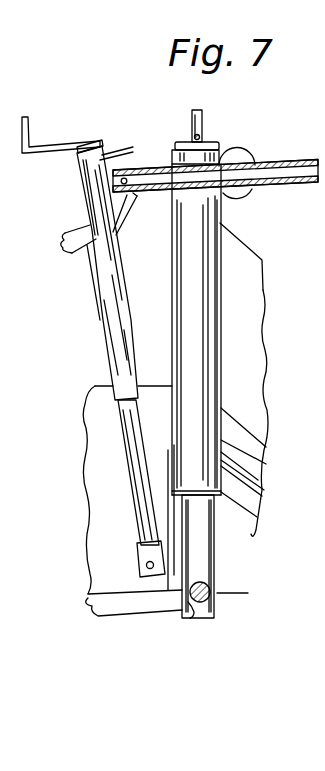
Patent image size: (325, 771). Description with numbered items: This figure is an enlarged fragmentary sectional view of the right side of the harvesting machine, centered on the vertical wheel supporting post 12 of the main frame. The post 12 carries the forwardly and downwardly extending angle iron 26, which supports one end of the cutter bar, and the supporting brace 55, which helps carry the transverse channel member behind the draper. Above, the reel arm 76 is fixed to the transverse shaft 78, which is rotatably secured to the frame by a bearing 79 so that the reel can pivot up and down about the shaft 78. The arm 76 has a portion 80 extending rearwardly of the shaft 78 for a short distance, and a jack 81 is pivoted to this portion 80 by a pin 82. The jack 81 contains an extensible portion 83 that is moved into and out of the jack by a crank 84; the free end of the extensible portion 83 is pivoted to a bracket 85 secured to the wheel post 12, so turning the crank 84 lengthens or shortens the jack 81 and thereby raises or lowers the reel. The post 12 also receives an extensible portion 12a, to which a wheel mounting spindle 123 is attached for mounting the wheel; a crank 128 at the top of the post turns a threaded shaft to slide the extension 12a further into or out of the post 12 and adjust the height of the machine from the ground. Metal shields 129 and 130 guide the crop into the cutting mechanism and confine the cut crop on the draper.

The wheel supporting post 12 is at (214, 310).
The extensible portion 12a is at (218, 600).
The angle iron 26 is at (250, 494).
The supporting brace 55 is at (70, 232).
The reel arm 76 is at (283, 158).
The transverse shaft 78 is at (246, 160).
The bearing 79 is at (245, 197).
The portion 80 is at (148, 170).
The jack 81 is at (106, 327).
The pin 82 is at (129, 166).
The extensible portion 83 is at (133, 476).
The crank 84 is at (28, 129).
The bracket 85 is at (175, 541).
The wheel mounting spindle 123 is at (192, 608).
The crank 128 is at (203, 119).
The metal shield 129 is at (268, 375).
The metal shield 130 is at (88, 426).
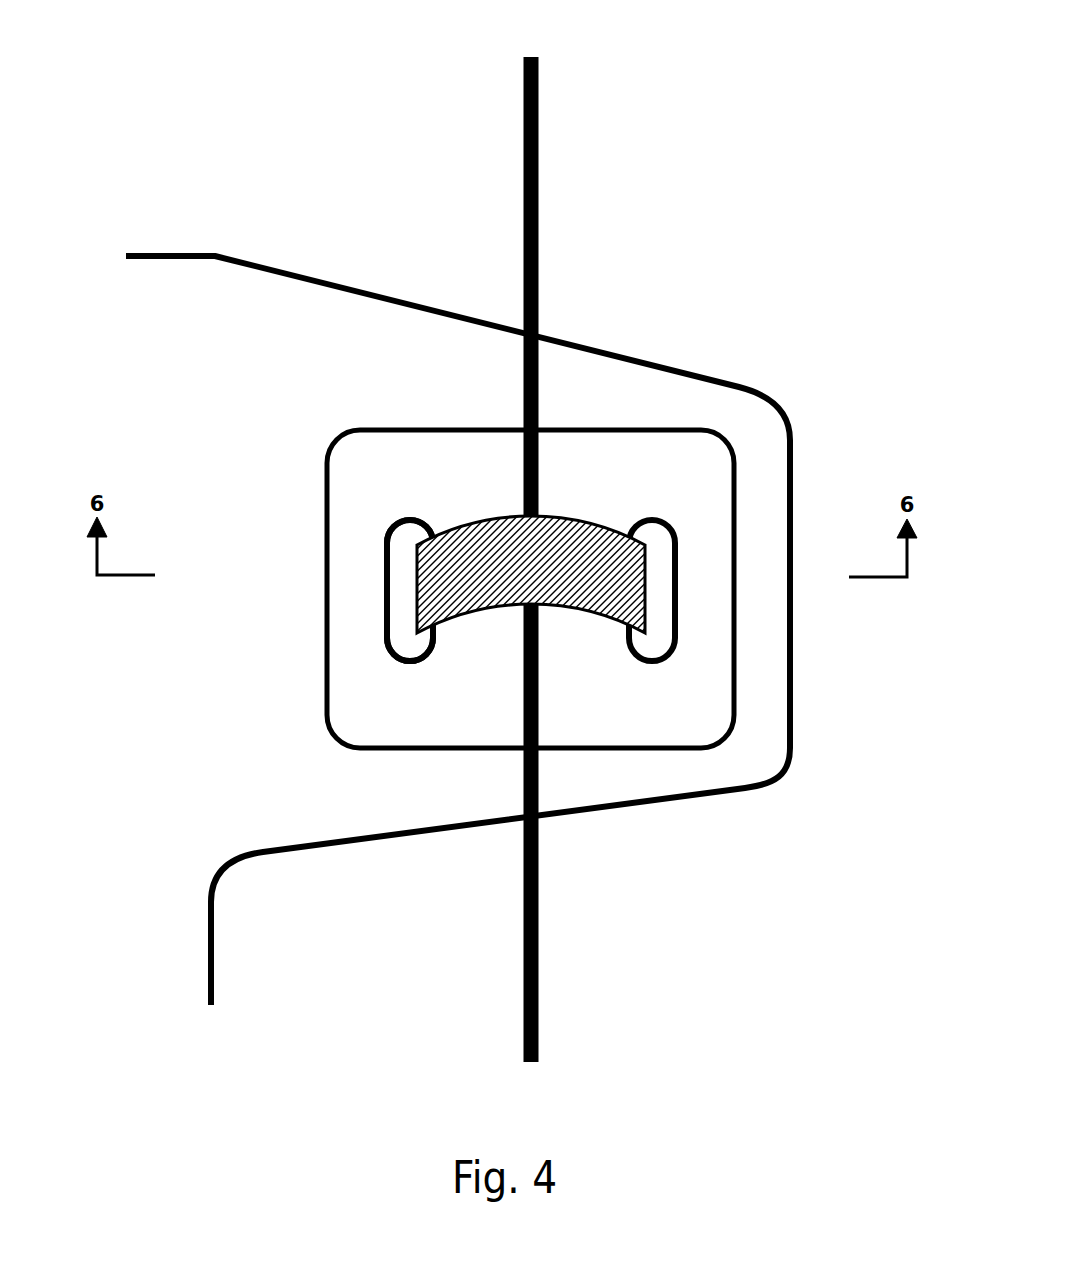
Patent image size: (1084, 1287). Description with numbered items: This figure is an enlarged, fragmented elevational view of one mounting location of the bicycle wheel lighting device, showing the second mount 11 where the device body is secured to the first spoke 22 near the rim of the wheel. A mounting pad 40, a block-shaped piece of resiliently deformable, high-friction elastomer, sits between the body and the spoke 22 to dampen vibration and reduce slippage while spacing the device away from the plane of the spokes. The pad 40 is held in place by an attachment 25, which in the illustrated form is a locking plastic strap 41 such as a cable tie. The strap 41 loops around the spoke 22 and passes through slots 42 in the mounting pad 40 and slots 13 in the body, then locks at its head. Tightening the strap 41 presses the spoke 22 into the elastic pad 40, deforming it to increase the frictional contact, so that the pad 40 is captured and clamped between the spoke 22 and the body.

The second mount 11 is at (472, 371).
The first spoke 22 is at (536, 225).
The mounting pad 40 is at (325, 630).
The slots 13 is at (383, 542).
The slots 42 is at (383, 576).
The locking plastic strap 41 is at (587, 518).
The attachment 25 is at (603, 621).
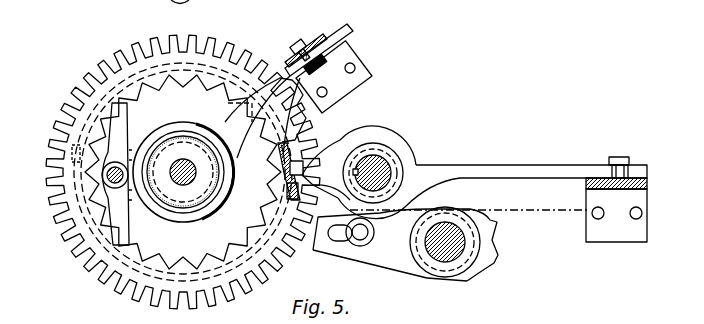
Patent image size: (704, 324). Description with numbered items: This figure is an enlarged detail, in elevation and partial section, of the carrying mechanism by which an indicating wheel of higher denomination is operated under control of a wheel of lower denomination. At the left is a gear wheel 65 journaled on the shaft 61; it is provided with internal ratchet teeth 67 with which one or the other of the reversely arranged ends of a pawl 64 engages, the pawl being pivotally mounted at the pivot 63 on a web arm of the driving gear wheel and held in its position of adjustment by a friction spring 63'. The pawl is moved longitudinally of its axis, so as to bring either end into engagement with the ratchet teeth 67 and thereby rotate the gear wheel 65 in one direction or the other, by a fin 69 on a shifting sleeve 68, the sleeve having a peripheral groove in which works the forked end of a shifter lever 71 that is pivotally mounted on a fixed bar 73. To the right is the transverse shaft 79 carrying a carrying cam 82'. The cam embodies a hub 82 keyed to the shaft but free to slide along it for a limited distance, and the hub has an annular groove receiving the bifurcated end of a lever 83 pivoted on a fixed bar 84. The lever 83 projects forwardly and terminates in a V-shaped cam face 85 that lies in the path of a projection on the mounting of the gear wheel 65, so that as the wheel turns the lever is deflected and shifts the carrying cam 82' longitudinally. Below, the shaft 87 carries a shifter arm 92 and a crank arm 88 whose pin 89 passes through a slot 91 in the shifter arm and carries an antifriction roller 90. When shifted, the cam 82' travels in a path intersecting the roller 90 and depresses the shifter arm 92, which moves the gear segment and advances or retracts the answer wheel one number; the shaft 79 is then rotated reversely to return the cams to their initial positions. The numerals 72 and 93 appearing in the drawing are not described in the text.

The shaft 61 is at (188, 178).
The pivot 63 is at (66, 178).
The friction spring 63' is at (183, 172).
The pawl 64 is at (118, 215).
The gear wheel 65 is at (113, 80).
The internal ratchet teeth 67 is at (213, 78).
The shifting sleeve 68 is at (196, 207).
The fin 69 is at (217, 205).
The shifter lever 71 is at (353, 30).
The adjusting screw 72 is at (298, 42).
The fixed bar 73 is at (320, 37).
The transverse shaft 79 is at (396, 166).
The hub 82 is at (381, 157).
The carrying cam 82' is at (311, 186).
The lever 83 is at (531, 170).
The fixed bar 84 is at (648, 183).
The V-shaped cam face 85 is at (300, 158).
The shaft 87 is at (464, 272).
The crank arm 88 is at (380, 252).
The pin 89 is at (360, 240).
The antifriction roller 90 is at (428, 233).
The slot 91 is at (340, 240).
The shifter arm 92 is at (319, 246).
The lever edge 93 is at (413, 274).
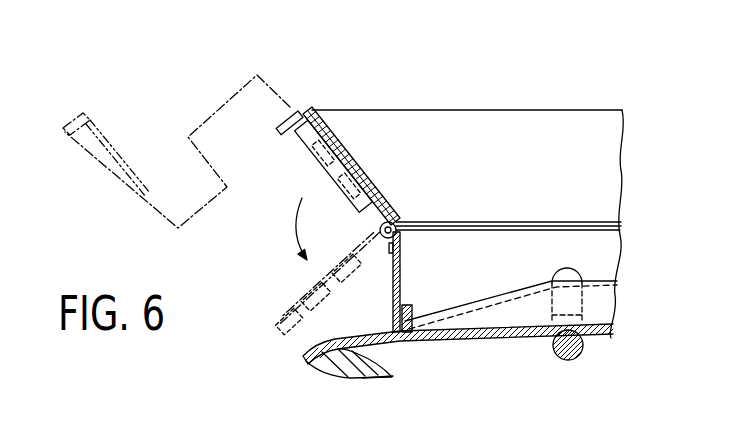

++++++++++

# Given problem
In the part of the records that starts with the line containing "Patent image size: (1084, 1287)." and ends with the line containing "The slots 42 is at (383, 576).", switch "clamped" to "secured" and reproduce those lines with nothing else altered.

# Complete answer
Patent image size: (1084, 1287). Description with numbered items: This figure is an enlarged, fragmented elevational view of one mounting location of the bicycle wheel lighting device, showing the second mount 11 where the device body is secured to the first spoke 22 near the rim of the wheel. A mounting pad 40, a block-shaped piece of resiliently deformable, high-friction elastomer, sits between the body and the spoke 22 to dampen vibration and reduce slippage while spacing the device away from the plane of the spokes. The pad 40 is held in place by an attachment 25, which in the illustrated form is a locking plastic strap 41 such as a cable tie. The strap 41 loops around the spoke 22 and passes through slots 42 in the mounting pad 40 and slots 13 in the body, then locks at its head. Tightening the strap 41 presses the spoke 22 into the elastic pad 40, deforming it to increase the frictional contact, so that the pad 40 is captured and secured between the spoke 22 and the body.

The second mount 11 is at (472, 371).
The first spoke 22 is at (536, 225).
The mounting pad 40 is at (325, 630).
The slots 13 is at (383, 542).
The slots 42 is at (383, 576).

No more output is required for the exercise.